■ Exercise requirements
Your task is to copy every record exactly.

··· Information shown

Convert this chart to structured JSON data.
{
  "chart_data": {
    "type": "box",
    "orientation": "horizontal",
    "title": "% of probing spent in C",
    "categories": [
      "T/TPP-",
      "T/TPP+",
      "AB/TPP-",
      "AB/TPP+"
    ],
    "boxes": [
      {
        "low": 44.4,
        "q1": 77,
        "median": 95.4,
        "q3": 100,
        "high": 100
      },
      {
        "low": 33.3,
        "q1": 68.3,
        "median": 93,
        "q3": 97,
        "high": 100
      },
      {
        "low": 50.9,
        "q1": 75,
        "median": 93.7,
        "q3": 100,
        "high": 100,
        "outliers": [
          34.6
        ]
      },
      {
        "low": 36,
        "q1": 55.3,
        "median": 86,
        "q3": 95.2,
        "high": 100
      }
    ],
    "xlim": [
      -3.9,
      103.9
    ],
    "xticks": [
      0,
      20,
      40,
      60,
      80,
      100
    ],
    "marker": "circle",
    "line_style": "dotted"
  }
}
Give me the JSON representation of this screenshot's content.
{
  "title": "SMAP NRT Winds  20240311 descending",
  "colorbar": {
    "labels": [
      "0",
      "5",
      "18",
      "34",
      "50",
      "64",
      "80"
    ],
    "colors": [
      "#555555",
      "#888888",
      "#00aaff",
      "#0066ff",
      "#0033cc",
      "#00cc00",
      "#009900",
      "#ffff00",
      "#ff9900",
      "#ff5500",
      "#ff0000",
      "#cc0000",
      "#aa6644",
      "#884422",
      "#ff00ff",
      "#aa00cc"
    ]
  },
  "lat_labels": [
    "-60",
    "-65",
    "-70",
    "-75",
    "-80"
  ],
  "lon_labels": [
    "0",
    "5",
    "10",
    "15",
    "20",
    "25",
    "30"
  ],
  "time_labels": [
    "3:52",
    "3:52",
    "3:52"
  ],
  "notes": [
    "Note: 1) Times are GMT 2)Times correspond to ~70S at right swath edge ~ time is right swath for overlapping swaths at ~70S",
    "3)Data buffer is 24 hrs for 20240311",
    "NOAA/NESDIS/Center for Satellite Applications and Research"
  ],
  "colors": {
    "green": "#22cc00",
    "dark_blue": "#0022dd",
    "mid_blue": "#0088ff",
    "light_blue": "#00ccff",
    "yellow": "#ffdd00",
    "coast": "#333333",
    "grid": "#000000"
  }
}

······

■ Finished exercise
Convert this chart to structured JSON data.
{
  "chart_data": {
    "type": "box",
    "orientation": "horizontal",
    "title": "% of probing spent in C",
    "categories": [
      "T/TPP-",
      "T/TPP+",
      "AB/TPP-",
      "AB/TPP+"
    ],
    "boxes": [
      {
        "low": 44.4,
        "q1": 77,
        "median": 95.4,
        "q3": 100,
        "high": 100
      },
      {
        "low": 33.3,
        "q1": 68.3,
        "median": 93,
        "q3": 97,
        "high": 100
      },
      {
        "low": 50.9,
        "q1": 75,
        "median": 93.7,
        "q3": 100,
        "high": 100,
        "outliers": [
          34.6
        ]
      },
      {
        "low": 36,
        "q1": 55.3,
        "median": 86,
        "q3": 95.2,
        "high": 100
      }
    ],
    "xlim": [
      -3.9,
      103.9
    ],
    "xticks": [
      0,
      20,
      40,
      60,
      80,
      100
    ],
    "marker": "circle",
    "line_style": "dotted"
  }
}
Give me the JSON representation of this screenshot's content.
{
  "title": "SMAP NRT Winds  20240311 descending",
  "colorbar": {
    "labels": [
      "0",
      "5",
      "18",
      "34",
      "50",
      "64",
      "80"
    ],
    "colors": [
      "#555555",
      "#888888",
      "#00aaff",
      "#0066ff",
      "#0033cc",
      "#00cc00",
      "#009900",
      "#ffff00",
      "#ff9900",
      "#ff5500",
      "#ff0000",
      "#cc0000",
      "#aa6644",
      "#884422",
      "#ff00ff",
      "#aa00cc"
    ]
  },
  "lat_labels": [
    "-60",
    "-65",
    "-70",
    "-75",
    "-80"
  ],
  "lon_labels": [
    "0",
    "5",
    "10",
    "15",
    "20",
    "25",
    "30"
  ],
  "time_labels": [
    "3:52",
    "3:52",
    "3:52"
  ],
  "notes": [
    "Note: 1) Times are GMT 2)Times correspond to ~70S at right swath edge ~ time is right swath for overlapping swaths at ~70S",
    "3)Data buffer is 24 hrs for 20240311",
    "NOAA/NESDIS/Center for Satellite Applications and Research"
  ],
  "colors": {
    "green": "#22cc00",
    "dark_blue": "#0022dd",
    "mid_blue": "#0088ff",
    "light_blue": "#00ccff",
    "yellow": "#ffdd00",
    "coast": "#333333",
    "grid": "#000000"
  }
}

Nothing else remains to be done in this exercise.